= Exercise goal =
Gather the lines that hold the string "провокационные".

= Records provided =

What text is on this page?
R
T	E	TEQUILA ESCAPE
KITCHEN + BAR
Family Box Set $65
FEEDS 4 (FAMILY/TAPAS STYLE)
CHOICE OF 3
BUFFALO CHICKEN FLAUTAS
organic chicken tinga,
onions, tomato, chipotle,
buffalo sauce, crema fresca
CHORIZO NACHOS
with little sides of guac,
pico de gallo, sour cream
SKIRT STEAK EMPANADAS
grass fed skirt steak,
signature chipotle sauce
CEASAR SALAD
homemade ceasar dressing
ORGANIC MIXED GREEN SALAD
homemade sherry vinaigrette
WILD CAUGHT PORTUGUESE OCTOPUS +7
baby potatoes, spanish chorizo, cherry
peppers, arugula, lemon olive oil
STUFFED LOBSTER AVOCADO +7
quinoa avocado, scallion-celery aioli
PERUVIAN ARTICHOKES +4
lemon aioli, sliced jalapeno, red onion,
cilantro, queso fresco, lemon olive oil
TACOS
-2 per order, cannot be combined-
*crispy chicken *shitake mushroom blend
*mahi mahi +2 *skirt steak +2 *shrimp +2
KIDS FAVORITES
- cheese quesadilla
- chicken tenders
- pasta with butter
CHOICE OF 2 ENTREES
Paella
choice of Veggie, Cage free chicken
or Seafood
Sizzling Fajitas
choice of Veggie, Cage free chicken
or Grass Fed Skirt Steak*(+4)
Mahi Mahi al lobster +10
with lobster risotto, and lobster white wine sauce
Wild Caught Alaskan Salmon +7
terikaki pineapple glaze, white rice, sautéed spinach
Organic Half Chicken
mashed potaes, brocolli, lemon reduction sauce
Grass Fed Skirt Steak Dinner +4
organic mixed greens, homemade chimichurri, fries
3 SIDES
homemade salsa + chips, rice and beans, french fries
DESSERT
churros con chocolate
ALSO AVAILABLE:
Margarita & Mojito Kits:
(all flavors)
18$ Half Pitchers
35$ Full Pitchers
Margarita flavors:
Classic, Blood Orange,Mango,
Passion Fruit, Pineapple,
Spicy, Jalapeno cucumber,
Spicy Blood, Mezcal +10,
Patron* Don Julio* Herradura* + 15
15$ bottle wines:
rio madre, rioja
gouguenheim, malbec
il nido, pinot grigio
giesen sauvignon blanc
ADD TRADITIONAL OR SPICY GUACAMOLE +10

==

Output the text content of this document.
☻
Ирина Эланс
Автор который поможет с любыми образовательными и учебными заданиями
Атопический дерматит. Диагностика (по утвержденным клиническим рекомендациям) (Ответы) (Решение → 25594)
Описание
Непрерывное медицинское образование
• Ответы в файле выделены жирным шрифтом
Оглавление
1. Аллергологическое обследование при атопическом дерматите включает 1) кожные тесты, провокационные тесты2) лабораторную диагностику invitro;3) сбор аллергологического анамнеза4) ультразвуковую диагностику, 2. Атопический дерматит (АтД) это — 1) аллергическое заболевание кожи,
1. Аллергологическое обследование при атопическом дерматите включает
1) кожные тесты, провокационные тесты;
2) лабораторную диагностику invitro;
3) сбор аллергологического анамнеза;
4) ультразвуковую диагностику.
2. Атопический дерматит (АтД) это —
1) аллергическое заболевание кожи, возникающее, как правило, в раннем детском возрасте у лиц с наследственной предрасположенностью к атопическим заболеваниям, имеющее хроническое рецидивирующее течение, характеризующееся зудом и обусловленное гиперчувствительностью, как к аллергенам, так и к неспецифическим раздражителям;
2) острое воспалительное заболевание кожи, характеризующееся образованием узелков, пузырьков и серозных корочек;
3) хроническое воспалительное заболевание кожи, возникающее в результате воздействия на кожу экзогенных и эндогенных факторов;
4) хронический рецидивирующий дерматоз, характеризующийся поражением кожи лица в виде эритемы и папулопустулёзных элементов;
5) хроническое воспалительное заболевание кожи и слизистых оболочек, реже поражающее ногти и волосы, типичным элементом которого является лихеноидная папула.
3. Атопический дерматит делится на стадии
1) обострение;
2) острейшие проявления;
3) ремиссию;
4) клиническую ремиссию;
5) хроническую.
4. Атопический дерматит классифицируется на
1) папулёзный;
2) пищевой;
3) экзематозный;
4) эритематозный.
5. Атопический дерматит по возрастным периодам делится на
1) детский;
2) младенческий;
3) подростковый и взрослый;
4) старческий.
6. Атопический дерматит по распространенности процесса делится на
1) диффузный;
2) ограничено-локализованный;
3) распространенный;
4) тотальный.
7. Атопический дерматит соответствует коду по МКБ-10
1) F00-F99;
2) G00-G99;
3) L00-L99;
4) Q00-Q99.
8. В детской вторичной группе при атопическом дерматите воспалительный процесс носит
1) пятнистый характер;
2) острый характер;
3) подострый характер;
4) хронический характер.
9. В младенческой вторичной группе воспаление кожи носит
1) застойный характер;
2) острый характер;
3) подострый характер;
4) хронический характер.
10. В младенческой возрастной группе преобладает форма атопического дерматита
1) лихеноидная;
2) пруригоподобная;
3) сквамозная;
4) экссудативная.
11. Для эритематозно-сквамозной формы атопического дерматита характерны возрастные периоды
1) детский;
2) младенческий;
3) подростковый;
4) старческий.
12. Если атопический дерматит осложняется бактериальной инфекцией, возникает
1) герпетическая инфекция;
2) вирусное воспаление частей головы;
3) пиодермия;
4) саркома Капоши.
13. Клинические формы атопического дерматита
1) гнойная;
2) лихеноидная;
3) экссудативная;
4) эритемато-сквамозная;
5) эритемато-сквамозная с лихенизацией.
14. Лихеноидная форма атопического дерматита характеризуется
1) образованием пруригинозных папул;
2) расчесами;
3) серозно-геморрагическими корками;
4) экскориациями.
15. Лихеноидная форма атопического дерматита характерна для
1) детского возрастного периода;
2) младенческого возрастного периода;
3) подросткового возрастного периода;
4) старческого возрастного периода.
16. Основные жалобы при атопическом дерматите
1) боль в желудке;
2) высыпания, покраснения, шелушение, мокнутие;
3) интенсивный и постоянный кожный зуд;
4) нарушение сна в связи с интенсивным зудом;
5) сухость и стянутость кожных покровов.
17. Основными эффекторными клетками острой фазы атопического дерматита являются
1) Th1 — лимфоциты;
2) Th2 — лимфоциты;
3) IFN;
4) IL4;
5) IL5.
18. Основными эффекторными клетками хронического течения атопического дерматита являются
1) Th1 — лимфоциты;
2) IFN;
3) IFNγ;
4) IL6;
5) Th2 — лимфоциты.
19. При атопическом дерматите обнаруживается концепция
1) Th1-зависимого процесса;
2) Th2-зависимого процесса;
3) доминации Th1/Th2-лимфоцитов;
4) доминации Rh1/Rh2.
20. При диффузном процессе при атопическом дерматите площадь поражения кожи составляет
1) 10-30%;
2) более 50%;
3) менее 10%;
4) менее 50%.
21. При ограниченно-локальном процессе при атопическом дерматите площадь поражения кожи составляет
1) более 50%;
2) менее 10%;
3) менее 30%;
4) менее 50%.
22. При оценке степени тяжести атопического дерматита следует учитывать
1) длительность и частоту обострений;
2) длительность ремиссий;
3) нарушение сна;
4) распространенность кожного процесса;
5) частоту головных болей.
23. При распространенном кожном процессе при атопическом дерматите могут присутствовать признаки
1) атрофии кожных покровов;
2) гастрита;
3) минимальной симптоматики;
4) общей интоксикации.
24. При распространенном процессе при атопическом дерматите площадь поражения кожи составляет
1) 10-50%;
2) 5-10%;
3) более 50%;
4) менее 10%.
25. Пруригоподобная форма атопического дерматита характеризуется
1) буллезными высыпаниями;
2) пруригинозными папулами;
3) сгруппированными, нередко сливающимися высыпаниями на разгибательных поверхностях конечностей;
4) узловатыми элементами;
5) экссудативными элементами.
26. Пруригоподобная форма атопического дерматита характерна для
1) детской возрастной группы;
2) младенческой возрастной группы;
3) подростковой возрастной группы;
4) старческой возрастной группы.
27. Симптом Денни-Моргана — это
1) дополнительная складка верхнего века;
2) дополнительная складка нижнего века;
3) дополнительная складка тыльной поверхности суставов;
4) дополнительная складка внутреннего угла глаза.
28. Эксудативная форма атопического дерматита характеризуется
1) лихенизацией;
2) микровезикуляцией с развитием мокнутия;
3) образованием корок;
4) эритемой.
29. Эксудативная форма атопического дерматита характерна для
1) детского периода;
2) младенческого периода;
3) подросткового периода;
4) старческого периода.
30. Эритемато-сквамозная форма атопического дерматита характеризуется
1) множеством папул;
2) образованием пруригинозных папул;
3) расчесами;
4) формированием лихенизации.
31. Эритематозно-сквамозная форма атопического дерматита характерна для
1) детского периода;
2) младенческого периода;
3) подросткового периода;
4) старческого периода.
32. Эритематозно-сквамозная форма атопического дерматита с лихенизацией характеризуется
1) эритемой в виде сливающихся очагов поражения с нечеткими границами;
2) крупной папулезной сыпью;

= Correct answer =
1. Аллергологическое обследование при атопическом дерматите включает 1) кожные тесты, провокационные тесты2) лабораторную диагностику invitro;3) сбор аллергологического анамнеза4) ультразвуковую диагностику, 2. Атопический дерматит (АтД) это — 1) аллергическое заболевание кожи,
1) кожные тесты, провокационные тесты;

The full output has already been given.